(Extracted data entries)
::::

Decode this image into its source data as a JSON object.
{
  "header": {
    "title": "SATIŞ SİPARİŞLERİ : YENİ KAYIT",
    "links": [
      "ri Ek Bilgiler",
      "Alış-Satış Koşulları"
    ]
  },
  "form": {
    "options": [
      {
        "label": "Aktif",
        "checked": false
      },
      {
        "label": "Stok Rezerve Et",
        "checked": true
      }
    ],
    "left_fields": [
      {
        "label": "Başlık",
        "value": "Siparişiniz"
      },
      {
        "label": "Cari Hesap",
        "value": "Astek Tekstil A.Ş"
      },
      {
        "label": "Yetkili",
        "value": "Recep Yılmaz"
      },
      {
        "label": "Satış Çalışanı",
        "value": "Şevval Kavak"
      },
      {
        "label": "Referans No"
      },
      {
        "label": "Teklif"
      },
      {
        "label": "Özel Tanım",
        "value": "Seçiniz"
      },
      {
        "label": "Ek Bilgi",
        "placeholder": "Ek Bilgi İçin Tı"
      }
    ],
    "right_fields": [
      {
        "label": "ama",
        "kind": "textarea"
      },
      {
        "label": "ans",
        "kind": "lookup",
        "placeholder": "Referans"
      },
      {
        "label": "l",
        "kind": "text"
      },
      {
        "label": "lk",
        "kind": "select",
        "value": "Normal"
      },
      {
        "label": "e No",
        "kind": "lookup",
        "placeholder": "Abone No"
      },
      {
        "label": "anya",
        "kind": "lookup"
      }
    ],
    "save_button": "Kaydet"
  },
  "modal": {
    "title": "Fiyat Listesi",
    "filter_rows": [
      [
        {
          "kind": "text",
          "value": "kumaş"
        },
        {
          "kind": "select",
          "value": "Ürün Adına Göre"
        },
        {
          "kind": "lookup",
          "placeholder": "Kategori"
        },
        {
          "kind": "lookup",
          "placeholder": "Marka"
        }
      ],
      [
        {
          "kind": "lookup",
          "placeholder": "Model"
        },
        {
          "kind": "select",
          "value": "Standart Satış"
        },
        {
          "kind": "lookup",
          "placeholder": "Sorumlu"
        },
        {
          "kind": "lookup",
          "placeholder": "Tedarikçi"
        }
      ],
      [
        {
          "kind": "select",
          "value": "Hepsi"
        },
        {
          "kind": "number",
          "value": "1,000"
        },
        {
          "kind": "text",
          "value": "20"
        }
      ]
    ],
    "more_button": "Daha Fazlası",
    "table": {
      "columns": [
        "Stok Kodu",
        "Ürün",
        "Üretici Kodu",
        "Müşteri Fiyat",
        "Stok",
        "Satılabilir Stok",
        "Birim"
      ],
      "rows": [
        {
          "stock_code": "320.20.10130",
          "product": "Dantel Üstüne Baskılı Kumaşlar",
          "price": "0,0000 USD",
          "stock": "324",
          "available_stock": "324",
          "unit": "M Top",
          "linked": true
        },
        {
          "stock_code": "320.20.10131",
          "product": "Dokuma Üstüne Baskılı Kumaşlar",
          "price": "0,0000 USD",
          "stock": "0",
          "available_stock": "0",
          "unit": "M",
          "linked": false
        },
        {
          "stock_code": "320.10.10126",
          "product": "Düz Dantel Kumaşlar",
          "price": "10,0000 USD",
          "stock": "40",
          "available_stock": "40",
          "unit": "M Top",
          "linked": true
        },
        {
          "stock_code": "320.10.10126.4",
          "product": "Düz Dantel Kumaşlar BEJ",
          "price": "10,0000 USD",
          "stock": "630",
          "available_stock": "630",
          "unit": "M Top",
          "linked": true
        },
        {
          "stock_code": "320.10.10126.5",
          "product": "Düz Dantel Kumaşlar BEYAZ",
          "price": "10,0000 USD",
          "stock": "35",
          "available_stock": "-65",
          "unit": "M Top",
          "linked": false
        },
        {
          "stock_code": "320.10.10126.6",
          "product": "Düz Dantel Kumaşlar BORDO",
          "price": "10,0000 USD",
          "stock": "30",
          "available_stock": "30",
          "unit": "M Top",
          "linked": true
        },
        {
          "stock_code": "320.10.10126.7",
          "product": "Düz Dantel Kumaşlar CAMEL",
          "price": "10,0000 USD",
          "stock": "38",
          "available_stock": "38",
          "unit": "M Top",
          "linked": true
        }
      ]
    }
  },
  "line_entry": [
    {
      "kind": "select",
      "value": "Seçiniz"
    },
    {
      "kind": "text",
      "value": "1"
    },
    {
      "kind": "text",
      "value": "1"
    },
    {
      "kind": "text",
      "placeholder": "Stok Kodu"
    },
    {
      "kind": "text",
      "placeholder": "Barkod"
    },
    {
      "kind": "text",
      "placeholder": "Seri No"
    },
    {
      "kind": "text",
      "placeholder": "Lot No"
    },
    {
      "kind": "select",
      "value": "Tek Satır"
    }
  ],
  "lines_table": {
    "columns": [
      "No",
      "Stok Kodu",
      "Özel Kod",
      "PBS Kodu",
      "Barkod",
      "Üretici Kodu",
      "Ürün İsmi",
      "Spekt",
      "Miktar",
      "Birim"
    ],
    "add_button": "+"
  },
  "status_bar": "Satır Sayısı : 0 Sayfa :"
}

::::

- The exercise:
Using the listing, collect all lines in which the string "Referans" is found.

- Solution:
        "label": "Referans No"
        "placeholder": "Referans"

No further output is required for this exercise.